● **Material provided**
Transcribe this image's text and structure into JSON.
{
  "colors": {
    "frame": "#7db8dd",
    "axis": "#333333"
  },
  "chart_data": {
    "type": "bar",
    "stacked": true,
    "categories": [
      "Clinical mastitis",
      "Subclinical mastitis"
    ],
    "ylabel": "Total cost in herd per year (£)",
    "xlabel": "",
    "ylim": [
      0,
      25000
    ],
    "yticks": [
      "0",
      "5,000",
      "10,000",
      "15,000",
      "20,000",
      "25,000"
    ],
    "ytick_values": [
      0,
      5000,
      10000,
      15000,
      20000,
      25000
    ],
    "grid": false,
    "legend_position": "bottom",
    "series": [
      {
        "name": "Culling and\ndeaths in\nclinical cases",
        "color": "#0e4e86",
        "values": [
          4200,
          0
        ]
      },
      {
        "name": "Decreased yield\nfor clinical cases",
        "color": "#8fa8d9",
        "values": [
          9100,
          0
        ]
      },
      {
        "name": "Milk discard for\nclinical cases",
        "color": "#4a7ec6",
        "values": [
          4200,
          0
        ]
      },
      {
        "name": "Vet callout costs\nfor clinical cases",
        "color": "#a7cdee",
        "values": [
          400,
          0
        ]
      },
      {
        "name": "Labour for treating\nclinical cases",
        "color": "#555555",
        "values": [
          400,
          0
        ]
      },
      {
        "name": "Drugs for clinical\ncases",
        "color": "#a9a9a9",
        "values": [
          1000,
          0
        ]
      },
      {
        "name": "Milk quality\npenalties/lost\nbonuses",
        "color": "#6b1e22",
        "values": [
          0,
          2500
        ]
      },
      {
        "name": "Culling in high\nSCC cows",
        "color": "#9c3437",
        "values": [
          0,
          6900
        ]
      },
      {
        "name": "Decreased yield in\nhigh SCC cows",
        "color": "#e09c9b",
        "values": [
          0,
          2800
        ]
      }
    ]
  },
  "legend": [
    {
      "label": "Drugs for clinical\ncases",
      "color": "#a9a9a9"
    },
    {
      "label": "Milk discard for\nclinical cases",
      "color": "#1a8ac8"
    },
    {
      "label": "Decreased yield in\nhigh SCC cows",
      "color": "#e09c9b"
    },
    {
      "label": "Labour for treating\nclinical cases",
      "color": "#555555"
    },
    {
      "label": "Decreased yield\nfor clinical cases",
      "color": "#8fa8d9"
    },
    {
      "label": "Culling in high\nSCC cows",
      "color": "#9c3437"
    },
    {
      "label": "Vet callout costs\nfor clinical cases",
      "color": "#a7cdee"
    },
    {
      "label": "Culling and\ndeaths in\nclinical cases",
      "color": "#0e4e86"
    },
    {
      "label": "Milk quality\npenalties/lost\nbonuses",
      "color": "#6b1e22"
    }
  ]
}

● **Objective**
Tally the lines of the records holding the word "quality", then state only the tally.

● **Full response**
2